## begin

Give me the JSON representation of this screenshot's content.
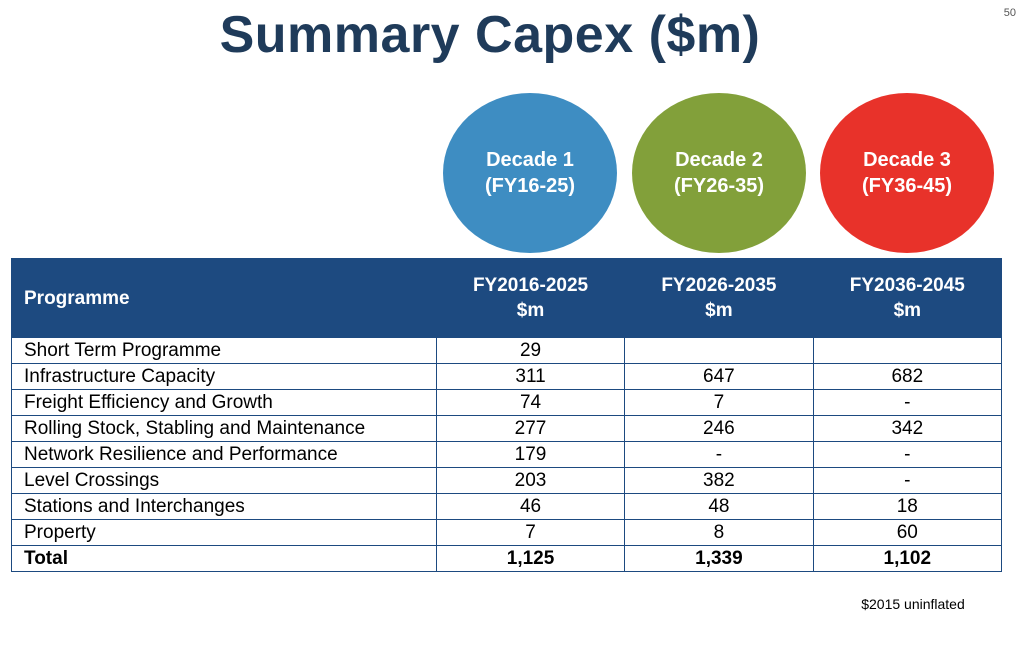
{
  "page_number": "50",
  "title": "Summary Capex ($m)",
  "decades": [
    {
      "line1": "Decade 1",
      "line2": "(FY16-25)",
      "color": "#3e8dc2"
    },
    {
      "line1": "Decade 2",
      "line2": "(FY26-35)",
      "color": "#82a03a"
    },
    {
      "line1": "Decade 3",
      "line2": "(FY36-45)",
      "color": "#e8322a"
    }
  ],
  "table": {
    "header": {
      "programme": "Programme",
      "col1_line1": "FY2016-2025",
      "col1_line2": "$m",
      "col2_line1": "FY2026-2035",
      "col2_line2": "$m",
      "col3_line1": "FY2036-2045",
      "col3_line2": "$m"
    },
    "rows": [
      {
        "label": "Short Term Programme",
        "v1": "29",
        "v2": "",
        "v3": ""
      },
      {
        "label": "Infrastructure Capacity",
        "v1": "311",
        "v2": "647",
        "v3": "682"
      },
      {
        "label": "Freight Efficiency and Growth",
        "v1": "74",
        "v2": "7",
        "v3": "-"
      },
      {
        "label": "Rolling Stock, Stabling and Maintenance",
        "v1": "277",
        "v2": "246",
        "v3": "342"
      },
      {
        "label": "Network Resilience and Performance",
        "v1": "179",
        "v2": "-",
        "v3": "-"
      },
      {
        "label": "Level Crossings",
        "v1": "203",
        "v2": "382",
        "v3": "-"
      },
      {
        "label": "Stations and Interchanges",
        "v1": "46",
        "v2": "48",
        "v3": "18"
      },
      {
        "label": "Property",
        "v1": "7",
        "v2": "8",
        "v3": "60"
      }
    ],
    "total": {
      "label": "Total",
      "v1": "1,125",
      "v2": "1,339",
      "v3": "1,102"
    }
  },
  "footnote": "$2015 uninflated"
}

## end
## begin

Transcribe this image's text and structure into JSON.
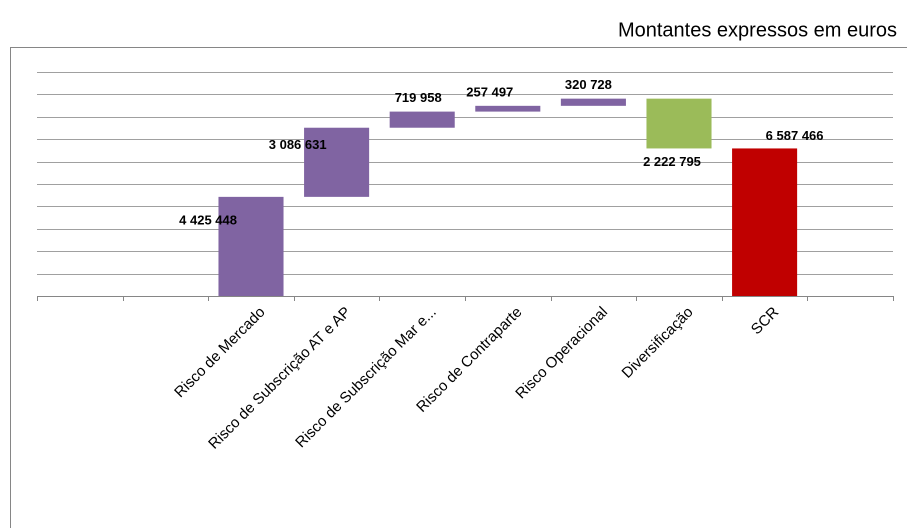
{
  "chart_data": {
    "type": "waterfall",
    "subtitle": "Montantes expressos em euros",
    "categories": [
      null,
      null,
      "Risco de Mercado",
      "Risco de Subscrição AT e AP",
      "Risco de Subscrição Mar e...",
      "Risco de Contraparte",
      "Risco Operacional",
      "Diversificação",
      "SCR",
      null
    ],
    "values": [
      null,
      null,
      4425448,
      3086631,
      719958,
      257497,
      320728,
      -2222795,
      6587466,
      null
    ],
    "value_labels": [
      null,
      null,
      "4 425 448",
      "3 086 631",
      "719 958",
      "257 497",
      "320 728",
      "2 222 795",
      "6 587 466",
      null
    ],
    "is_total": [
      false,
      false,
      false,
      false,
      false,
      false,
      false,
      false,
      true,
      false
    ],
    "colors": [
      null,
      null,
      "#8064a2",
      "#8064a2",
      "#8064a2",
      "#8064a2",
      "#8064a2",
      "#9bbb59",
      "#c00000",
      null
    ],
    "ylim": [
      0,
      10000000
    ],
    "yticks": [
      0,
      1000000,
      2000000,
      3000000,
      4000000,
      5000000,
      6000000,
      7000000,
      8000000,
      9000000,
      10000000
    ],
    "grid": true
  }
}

## end

[Instructions to follow]
Go through the entries and return each line where the word "Risco" appears.

[Solution below]
      "Risco de Mercado",
      "Risco de Subscrição AT e AP",
      "Risco de Subscrição Mar e...",
      "Risco de Contraparte",
      "Risco Operacional",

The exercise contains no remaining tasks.